● **Directions for this task**
From the entries below, extract every line that includes the word "Exports".

————————

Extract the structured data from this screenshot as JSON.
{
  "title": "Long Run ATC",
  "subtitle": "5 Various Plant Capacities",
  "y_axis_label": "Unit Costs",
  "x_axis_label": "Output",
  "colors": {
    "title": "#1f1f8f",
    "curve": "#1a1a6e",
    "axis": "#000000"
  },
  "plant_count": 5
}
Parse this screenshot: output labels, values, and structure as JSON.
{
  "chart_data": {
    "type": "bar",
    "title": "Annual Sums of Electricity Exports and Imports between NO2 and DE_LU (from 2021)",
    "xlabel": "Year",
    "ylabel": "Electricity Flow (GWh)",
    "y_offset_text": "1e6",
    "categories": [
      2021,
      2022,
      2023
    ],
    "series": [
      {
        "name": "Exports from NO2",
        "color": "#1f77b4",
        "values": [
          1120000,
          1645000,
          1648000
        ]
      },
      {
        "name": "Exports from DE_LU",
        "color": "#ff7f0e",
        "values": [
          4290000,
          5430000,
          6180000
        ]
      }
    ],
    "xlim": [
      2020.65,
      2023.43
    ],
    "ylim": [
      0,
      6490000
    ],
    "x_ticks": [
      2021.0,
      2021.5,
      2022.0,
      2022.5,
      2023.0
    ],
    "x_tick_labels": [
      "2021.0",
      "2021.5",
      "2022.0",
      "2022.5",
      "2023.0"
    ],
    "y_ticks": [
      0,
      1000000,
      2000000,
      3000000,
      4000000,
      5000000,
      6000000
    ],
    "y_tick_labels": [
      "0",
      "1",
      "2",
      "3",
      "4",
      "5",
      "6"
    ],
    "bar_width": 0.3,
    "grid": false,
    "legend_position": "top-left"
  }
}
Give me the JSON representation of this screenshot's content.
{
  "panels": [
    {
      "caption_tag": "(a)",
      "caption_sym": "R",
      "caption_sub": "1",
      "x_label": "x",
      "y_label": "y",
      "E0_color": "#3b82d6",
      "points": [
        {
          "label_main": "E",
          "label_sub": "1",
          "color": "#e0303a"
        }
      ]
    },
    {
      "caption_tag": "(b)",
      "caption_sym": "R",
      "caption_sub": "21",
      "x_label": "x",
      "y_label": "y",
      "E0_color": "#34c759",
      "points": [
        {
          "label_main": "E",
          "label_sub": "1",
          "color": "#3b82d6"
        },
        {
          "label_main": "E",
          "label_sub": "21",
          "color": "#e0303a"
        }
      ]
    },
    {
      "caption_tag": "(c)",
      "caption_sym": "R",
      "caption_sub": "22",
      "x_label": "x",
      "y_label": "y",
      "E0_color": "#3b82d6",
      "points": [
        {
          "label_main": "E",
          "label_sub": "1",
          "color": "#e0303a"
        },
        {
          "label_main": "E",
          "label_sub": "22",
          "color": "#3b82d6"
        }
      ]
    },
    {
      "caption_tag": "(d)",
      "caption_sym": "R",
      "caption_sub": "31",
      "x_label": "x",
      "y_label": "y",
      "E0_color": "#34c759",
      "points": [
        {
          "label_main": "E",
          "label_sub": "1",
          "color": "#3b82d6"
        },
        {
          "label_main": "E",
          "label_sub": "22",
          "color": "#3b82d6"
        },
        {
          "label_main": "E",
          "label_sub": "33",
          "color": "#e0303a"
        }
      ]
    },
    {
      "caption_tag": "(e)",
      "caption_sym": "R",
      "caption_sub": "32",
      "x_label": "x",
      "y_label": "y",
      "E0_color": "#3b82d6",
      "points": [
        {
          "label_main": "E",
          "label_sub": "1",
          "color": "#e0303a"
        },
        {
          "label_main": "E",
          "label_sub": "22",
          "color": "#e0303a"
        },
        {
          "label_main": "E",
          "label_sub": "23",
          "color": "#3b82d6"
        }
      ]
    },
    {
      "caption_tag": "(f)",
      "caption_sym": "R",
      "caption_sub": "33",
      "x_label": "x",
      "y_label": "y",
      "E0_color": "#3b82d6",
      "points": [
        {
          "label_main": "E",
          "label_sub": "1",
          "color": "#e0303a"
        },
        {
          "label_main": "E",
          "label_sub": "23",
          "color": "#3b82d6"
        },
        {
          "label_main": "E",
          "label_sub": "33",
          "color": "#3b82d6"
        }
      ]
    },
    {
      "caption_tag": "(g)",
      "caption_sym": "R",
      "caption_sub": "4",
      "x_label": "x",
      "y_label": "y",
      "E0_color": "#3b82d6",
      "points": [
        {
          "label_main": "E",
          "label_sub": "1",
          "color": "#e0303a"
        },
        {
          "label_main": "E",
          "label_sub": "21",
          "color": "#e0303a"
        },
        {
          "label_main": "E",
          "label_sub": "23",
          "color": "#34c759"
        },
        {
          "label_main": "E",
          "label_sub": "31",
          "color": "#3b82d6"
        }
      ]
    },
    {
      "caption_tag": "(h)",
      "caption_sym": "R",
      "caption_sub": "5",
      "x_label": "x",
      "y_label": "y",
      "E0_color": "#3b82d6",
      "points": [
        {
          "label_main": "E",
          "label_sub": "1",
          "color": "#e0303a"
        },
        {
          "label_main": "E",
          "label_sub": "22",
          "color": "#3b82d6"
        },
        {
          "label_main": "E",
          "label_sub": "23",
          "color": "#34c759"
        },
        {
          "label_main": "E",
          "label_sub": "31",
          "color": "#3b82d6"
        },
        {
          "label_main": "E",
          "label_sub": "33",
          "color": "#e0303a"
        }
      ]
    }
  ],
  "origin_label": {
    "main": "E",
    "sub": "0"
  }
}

————————

● **Answer to the exercise**
    "title": "Annual Sums of Electricity Exports and Imports between NO2 and DE_LU (from 2021)",
        "name": "Exports from NO2",
        "name": "Exports from DE_LU",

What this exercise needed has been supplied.